# Required work
Output the entries below exactly as written, omitting pictures.

# Excerpted data
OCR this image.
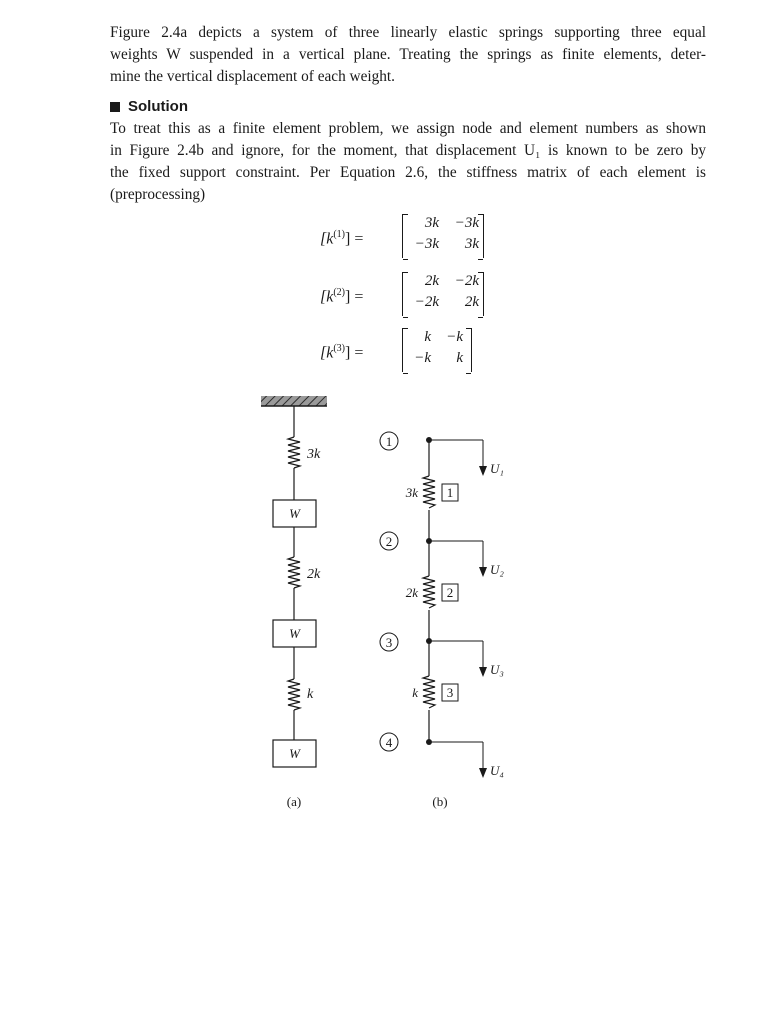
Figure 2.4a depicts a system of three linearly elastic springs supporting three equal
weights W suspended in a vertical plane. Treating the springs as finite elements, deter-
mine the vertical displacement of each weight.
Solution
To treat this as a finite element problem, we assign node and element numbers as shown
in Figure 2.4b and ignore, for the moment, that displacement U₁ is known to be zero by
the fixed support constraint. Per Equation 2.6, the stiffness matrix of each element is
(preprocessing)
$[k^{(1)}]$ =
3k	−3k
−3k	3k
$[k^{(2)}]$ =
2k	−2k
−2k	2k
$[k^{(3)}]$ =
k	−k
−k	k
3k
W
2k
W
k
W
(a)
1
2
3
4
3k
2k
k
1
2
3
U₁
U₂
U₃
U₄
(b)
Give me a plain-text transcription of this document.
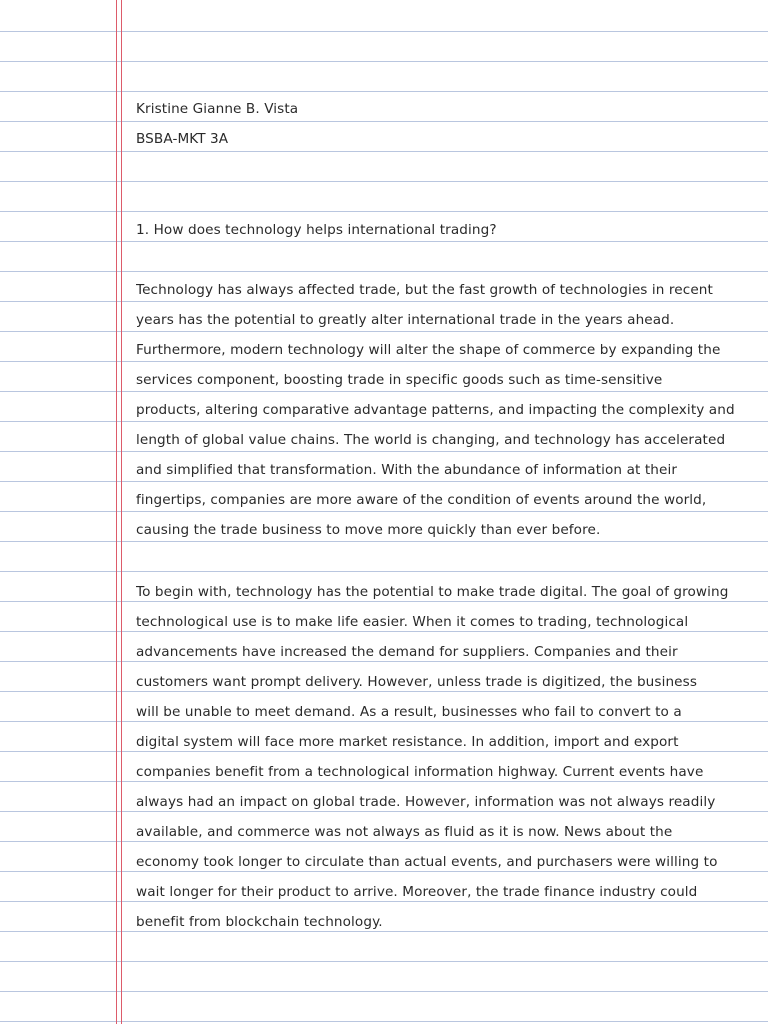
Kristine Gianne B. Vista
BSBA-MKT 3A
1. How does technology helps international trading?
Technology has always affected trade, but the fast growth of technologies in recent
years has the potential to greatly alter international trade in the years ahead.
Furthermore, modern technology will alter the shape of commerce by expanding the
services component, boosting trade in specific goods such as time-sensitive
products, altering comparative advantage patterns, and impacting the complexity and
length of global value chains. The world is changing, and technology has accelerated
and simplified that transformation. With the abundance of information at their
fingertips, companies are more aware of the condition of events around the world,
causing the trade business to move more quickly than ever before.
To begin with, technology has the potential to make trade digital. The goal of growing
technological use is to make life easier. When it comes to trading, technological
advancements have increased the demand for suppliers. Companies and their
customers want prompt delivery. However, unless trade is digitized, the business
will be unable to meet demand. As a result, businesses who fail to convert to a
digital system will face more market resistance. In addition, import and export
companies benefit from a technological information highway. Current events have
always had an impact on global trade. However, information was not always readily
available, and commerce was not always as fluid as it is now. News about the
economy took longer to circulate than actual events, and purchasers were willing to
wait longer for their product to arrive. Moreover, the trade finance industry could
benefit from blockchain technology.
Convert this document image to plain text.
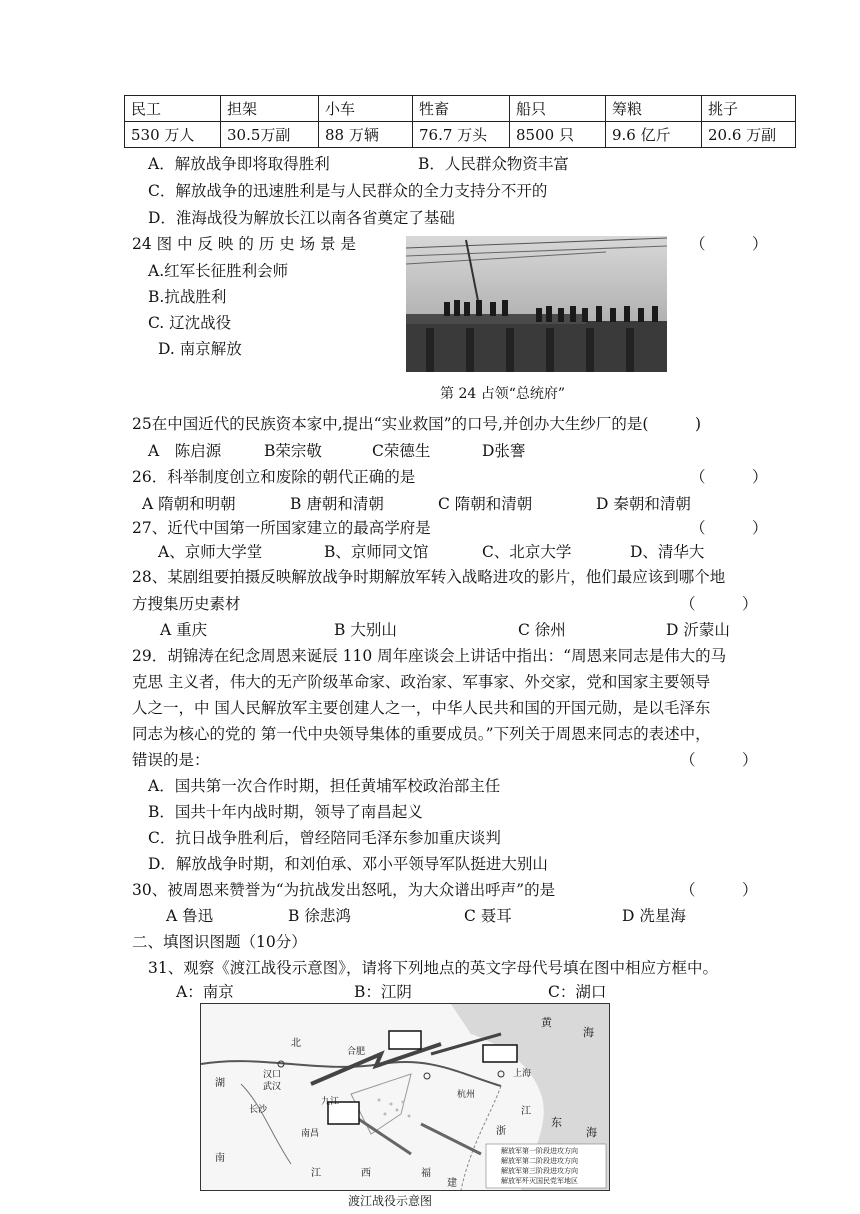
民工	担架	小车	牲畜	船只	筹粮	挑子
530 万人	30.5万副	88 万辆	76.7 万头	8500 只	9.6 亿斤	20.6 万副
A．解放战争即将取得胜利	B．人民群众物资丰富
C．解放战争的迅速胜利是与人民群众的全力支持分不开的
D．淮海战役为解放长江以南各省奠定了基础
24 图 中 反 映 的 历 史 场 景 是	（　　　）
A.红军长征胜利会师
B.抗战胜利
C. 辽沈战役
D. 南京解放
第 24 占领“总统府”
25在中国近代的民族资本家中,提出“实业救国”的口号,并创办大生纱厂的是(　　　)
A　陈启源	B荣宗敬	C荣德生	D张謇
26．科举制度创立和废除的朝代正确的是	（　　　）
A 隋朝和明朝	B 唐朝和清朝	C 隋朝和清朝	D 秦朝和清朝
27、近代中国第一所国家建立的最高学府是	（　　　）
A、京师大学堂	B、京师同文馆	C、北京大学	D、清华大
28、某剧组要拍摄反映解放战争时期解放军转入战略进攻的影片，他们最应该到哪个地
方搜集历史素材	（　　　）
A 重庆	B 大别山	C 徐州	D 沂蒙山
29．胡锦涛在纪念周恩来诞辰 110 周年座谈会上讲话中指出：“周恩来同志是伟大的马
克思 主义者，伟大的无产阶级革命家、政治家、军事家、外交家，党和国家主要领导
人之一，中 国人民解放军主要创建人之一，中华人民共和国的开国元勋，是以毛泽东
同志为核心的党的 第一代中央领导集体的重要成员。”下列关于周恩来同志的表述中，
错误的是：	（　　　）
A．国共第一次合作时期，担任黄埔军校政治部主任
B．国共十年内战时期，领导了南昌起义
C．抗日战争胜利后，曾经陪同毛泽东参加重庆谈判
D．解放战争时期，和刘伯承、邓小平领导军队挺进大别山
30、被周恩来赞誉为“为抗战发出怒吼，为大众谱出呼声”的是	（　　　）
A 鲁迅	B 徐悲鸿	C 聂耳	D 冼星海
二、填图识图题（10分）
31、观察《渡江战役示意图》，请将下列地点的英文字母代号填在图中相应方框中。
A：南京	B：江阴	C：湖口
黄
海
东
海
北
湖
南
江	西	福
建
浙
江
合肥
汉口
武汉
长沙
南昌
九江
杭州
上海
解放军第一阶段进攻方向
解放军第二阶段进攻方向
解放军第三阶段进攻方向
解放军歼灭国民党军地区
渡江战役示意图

# Response to this task
OCR this image.
Figure 2.4a depicts a system of three linearly elastic springs supporting three equal
weights W suspended in a vertical plane. Treating the springs as finite elements, deter-
mine the vertical displacement of each weight.
Solution
To treat this as a finite element problem, we assign node and element numbers as shown
in Figure 2.4b and ignore, for the moment, that displacement U₁ is known to be zero by
the fixed support constraint. Per Equation 2.6, the stiffness matrix of each element is
(preprocessing)
$[k^{(1)}]$ =
3k	−3k
−3k	3k
$[k^{(2)}]$ =
2k	−2k
−2k	2k
$[k^{(3)}]$ =
k	−k
−k	k
3k
W
2k
W
k
W
(a)
1
2
3
4
3k
2k
k
1
2
3
U₁
U₂
U₃
U₄
(b)
Give me a plain-text transcription of this document.
Kristine Gianne B. Vista
BSBA-MKT 3A
1. How does technology helps international trading?
Technology has always affected trade, but the fast growth of technologies in recent
years has the potential to greatly alter international trade in the years ahead.
Furthermore, modern technology will alter the shape of commerce by expanding the
services component, boosting trade in specific goods such as time-sensitive
products, altering comparative advantage patterns, and impacting the complexity and
length of global value chains. The world is changing, and technology has accelerated
and simplified that transformation. With the abundance of information at their
fingertips, companies are more aware of the condition of events around the world,
causing the trade business to move more quickly than ever before.
To begin with, technology has the potential to make trade digital. The goal of growing
technological use is to make life easier. When it comes to trading, technological
advancements have increased the demand for suppliers. Companies and their
customers want prompt delivery. However, unless trade is digitized, the business
will be unable to meet demand. As a result, businesses who fail to convert to a
digital system will face more market resistance. In addition, import and export
companies benefit from a technological information highway. Current events have
always had an impact on global trade. However, information was not always readily
available, and commerce was not always as fluid as it is now. News about the
economy took longer to circulate than actual events, and purchasers were willing to
wait longer for their product to arrive. Moreover, the trade finance industry could
benefit from blockchain technology.
Convert this document image to plain text.
民工	担架	小车	牲畜	船只	筹粮	挑子
530 万人	30.5万副	88 万辆	76.7 万头	8500 只	9.6 亿斤	20.6 万副
A．解放战争即将取得胜利	B．人民群众物资丰富
C．解放战争的迅速胜利是与人民群众的全力支持分不开的
D．淮海战役为解放长江以南各省奠定了基础
24 图 中 反 映 的 历 史 场 景 是	（　　　）
A.红军长征胜利会师
B.抗战胜利
C. 辽沈战役
D. 南京解放
第 24 占领“总统府”
25在中国近代的民族资本家中,提出“实业救国”的口号,并创办大生纱厂的是(　　　)
A　陈启源	B荣宗敬	C荣德生	D张謇
26．科举制度创立和废除的朝代正确的是	（　　　）
A 隋朝和明朝	B 唐朝和清朝	C 隋朝和清朝	D 秦朝和清朝
27、近代中国第一所国家建立的最高学府是	（　　　）
A、京师大学堂	B、京师同文馆	C、北京大学	D、清华大
28、某剧组要拍摄反映解放战争时期解放军转入战略进攻的影片，他们最应该到哪个地
方搜集历史素材	（　　　）
A 重庆	B 大别山	C 徐州	D 沂蒙山
29．胡锦涛在纪念周恩来诞辰 110 周年座谈会上讲话中指出：“周恩来同志是伟大的马
克思 主义者，伟大的无产阶级革命家、政治家、军事家、外交家，党和国家主要领导
人之一，中 国人民解放军主要创建人之一，中华人民共和国的开国元勋，是以毛泽东
同志为核心的党的 第一代中央领导集体的重要成员。”下列关于周恩来同志的表述中，
错误的是：	（　　　）
A．国共第一次合作时期，担任黄埔军校政治部主任
B．国共十年内战时期，领导了南昌起义
C．抗日战争胜利后，曾经陪同毛泽东参加重庆谈判
D．解放战争时期，和刘伯承、邓小平领导军队挺进大别山
30、被周恩来赞誉为“为抗战发出怒吼，为大众谱出呼声”的是	（　　　）
A 鲁迅	B 徐悲鸿	C 聂耳	D 冼星海
二、填图识图题（10分）
31、观察《渡江战役示意图》，请将下列地点的英文字母代号填在图中相应方框中。
A：南京	B：江阴	C：湖口
黄
海
东
海
北
湖
南
江	西	福
建
浙
江
合肥
汉口
武汉
长沙
南昌
九江
杭州
上海
解放军第一阶段进攻方向
解放军第二阶段进攻方向
解放军第三阶段进攻方向
解放军歼灭国民党军地区
渡江战役示意图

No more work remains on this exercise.